[start]

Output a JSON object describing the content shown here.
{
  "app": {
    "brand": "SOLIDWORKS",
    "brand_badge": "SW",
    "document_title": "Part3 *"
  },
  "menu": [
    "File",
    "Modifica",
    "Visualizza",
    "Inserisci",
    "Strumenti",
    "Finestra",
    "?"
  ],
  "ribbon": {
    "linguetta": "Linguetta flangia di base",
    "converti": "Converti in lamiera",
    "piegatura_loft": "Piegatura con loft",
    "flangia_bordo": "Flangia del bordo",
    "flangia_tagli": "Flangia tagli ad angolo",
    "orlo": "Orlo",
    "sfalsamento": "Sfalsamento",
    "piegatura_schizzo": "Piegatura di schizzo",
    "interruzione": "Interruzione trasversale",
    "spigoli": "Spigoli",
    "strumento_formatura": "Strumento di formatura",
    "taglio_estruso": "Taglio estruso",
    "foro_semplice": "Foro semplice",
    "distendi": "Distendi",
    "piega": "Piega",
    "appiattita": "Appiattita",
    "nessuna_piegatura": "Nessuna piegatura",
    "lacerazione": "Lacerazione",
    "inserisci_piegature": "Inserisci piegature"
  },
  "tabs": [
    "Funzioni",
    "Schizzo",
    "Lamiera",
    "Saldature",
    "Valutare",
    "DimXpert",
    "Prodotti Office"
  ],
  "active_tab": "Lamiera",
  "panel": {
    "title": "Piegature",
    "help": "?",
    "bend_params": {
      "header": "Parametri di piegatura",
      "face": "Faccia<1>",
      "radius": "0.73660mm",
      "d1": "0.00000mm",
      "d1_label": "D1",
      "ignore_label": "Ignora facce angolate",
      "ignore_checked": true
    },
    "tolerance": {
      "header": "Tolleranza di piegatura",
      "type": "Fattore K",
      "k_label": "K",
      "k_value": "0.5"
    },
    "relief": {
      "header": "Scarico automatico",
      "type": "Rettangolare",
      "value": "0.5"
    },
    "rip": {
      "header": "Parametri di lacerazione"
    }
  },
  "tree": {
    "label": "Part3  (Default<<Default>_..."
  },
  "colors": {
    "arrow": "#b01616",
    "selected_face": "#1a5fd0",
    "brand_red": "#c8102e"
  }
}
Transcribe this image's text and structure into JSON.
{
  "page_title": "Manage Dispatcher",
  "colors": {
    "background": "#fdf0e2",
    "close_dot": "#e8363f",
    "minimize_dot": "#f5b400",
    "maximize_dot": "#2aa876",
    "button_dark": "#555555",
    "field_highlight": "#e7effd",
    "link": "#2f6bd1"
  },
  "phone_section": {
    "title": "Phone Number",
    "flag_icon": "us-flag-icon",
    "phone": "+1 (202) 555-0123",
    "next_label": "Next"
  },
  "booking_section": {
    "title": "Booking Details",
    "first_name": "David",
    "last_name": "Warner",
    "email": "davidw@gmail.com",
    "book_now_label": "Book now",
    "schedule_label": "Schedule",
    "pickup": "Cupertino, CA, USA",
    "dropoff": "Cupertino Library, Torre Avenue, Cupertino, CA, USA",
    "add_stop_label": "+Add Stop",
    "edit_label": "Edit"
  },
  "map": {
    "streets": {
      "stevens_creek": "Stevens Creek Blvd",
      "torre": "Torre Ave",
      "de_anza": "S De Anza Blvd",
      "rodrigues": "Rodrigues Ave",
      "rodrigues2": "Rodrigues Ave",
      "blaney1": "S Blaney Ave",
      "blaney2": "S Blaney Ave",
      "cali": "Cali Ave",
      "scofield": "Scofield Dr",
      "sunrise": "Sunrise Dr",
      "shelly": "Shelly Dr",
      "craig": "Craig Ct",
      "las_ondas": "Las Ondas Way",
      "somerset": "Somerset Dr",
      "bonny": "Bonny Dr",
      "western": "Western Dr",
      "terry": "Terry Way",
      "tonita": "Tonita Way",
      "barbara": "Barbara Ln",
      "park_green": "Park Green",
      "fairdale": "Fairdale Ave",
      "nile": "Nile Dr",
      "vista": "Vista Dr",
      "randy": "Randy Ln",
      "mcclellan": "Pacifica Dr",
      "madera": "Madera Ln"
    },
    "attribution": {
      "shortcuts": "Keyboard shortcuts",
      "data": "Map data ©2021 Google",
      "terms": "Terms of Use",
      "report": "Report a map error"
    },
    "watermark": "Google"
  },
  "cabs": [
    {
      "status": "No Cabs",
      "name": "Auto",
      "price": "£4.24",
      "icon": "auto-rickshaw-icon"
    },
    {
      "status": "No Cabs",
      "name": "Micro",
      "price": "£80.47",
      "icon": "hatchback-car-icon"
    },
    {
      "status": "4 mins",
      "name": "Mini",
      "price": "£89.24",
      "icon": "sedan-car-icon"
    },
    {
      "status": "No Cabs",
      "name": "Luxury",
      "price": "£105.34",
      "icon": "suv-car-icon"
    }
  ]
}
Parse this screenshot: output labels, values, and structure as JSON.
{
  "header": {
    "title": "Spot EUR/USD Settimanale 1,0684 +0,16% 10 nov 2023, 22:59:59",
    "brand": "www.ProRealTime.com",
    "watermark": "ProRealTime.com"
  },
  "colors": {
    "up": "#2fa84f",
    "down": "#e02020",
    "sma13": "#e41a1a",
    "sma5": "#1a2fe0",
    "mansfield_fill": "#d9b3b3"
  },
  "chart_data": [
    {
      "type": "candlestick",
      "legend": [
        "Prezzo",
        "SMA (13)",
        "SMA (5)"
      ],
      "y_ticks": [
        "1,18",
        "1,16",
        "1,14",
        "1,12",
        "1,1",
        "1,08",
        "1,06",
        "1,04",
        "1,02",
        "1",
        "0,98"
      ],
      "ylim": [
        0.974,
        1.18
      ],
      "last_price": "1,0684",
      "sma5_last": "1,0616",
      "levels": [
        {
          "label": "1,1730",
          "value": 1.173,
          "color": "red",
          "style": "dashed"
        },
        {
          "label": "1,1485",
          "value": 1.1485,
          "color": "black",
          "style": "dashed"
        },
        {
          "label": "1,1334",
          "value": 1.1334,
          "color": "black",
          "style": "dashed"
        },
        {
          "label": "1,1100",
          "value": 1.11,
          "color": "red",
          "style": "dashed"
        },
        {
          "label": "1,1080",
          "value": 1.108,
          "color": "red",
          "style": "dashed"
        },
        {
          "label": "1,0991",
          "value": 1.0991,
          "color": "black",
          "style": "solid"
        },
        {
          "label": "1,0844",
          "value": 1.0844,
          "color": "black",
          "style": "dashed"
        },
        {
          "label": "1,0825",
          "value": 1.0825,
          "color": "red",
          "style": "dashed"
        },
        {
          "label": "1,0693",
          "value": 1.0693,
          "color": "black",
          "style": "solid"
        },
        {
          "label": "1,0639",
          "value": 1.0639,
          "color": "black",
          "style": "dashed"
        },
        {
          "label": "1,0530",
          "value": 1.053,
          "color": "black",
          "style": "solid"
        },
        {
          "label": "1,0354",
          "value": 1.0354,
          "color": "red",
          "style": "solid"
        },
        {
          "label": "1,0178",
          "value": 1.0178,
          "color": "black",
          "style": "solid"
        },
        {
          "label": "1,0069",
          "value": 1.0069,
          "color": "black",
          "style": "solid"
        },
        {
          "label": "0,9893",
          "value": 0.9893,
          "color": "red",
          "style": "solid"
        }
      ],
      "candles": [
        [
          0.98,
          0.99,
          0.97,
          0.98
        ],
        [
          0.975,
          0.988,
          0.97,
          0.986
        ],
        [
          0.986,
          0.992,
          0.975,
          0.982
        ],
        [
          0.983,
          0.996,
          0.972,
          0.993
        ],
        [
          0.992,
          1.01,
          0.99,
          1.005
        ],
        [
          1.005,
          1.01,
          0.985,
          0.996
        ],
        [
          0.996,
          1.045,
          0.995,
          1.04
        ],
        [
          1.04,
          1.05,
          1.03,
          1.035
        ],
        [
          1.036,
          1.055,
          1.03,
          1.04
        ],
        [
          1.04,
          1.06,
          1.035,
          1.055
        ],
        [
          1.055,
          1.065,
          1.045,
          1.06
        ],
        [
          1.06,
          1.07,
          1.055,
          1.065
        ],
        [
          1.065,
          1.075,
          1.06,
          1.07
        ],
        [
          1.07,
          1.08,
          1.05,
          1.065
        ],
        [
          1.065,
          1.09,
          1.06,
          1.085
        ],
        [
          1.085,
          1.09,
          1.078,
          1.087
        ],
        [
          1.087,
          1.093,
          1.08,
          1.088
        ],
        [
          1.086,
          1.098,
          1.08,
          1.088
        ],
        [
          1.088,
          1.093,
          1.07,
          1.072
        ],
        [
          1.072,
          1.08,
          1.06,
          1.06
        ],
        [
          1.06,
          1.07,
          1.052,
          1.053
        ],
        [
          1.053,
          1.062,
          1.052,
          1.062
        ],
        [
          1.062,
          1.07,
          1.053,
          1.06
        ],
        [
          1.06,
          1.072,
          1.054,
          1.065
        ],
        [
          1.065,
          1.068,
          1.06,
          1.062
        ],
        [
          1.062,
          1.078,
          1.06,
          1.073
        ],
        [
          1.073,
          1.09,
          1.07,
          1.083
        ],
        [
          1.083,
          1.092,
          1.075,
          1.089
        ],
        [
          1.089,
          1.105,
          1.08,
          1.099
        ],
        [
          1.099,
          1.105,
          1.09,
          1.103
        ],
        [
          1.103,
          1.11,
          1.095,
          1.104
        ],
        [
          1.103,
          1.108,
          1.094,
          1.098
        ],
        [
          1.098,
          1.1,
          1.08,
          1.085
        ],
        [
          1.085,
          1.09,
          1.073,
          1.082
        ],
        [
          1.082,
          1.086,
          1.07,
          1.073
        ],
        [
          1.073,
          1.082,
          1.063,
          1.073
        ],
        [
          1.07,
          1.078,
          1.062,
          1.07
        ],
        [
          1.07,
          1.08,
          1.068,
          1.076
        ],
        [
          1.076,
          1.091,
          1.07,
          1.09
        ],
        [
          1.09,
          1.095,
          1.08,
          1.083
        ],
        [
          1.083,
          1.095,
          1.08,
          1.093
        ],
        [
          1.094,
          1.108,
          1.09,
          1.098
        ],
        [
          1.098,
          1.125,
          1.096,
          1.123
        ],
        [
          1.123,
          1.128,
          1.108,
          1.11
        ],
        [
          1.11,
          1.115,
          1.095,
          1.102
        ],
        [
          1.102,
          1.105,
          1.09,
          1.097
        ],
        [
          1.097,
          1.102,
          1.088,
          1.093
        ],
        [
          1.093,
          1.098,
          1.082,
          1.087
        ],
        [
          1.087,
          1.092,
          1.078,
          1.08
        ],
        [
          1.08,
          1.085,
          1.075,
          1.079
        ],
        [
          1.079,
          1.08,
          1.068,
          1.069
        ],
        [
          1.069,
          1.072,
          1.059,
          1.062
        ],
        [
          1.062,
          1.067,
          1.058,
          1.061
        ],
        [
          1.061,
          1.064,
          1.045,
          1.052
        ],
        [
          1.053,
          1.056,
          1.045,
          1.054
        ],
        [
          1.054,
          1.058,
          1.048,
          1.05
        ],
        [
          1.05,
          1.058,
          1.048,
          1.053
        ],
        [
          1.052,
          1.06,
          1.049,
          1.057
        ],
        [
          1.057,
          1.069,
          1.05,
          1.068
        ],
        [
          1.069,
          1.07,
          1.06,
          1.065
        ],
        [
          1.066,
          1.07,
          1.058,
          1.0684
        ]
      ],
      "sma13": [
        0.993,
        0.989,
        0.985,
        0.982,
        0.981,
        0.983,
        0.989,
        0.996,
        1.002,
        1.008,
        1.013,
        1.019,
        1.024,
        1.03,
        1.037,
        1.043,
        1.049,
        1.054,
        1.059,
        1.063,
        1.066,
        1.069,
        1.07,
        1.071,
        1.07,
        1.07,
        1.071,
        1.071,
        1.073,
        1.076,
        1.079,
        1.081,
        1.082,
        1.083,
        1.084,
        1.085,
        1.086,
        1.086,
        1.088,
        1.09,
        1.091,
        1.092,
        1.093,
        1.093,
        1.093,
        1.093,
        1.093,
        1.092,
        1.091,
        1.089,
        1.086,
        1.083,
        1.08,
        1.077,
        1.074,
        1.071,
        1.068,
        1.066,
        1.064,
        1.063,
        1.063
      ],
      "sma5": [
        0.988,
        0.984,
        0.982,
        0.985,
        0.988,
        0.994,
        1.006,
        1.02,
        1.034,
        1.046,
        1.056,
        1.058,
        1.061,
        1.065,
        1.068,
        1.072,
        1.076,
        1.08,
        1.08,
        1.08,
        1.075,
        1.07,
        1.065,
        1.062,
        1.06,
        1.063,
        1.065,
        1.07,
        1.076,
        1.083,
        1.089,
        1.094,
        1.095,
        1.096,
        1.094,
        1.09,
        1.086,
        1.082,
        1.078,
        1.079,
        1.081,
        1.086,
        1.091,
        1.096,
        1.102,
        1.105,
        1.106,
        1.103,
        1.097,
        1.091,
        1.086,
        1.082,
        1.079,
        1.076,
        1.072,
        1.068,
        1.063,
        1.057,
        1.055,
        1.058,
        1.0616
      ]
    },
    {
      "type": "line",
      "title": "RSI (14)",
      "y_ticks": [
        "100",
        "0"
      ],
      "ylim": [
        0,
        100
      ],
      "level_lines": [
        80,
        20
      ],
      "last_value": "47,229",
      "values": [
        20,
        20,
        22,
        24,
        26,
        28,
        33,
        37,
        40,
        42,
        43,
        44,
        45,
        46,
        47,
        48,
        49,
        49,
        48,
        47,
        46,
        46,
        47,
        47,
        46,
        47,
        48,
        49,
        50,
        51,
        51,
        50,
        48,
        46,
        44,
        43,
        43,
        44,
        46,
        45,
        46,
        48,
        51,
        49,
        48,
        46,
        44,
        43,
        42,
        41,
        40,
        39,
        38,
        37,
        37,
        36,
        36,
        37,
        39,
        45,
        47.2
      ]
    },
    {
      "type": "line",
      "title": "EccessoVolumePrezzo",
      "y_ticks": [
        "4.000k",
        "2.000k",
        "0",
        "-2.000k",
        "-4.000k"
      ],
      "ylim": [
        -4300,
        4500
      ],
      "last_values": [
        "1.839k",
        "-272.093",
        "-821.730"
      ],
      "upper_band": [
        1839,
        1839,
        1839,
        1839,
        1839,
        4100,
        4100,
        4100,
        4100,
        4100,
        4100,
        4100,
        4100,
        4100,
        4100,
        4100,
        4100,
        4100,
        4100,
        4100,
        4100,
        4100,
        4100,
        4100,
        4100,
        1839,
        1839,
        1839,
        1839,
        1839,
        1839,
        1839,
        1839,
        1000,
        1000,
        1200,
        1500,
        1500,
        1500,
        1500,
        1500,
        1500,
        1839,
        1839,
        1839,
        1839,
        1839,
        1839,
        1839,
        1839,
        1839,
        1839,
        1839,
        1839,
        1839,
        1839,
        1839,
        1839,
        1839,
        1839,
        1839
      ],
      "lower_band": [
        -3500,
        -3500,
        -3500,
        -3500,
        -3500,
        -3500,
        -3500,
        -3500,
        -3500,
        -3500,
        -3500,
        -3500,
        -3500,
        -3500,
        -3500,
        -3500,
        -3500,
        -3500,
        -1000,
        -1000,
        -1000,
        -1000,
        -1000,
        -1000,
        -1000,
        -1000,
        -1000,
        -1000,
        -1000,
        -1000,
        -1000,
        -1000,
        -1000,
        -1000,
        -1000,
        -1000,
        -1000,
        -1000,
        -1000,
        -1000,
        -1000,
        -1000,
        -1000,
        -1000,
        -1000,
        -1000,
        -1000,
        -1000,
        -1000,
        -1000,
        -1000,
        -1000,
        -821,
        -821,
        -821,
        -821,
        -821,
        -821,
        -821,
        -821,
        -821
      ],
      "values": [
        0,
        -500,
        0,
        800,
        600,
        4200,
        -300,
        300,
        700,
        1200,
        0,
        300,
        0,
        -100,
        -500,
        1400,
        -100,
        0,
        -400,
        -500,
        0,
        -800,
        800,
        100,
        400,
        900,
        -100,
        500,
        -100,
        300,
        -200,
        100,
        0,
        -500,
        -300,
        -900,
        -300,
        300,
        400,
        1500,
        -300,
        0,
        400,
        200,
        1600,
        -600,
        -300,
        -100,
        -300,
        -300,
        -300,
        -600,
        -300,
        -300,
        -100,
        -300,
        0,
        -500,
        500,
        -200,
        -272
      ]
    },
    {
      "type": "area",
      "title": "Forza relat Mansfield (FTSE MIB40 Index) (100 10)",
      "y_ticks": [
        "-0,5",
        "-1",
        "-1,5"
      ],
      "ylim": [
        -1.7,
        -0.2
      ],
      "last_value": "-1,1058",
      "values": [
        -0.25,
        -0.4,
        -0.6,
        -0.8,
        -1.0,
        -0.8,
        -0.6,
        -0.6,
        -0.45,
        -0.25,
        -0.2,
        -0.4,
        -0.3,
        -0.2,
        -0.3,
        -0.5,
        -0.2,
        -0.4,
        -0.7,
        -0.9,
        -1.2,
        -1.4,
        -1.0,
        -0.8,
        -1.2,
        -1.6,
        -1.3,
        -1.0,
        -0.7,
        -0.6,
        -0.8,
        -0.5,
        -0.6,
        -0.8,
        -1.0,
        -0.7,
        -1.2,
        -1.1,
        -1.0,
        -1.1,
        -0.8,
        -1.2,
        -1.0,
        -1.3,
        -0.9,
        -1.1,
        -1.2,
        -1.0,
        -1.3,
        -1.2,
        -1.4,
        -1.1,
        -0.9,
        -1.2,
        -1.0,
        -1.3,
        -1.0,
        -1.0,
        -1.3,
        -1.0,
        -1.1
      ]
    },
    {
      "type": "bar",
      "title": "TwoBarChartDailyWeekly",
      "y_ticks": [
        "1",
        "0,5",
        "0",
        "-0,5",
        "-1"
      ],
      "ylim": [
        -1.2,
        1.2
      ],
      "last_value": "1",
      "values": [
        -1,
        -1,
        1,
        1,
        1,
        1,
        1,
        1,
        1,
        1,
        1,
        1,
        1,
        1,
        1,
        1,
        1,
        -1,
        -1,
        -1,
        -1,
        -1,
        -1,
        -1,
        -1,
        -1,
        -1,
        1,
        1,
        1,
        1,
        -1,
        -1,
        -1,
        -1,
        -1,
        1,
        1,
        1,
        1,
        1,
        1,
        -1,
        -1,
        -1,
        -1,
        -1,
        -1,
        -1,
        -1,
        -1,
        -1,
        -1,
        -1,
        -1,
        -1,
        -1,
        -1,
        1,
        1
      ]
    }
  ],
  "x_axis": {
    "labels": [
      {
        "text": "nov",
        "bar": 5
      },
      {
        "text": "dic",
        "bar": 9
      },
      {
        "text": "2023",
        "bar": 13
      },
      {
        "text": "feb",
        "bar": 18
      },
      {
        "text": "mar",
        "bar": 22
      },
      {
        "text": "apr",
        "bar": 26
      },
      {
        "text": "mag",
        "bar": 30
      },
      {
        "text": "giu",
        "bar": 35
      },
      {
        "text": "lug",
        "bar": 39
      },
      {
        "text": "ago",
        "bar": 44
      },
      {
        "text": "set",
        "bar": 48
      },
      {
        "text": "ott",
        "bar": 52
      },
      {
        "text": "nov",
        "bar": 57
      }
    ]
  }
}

[end]

Work to be completed: Pick out and copy every line that contains the word "this".

Response below:
Transcribe this image's text and structure into JSON.
Parse this screenshot: output labels, values, and structure as JSON.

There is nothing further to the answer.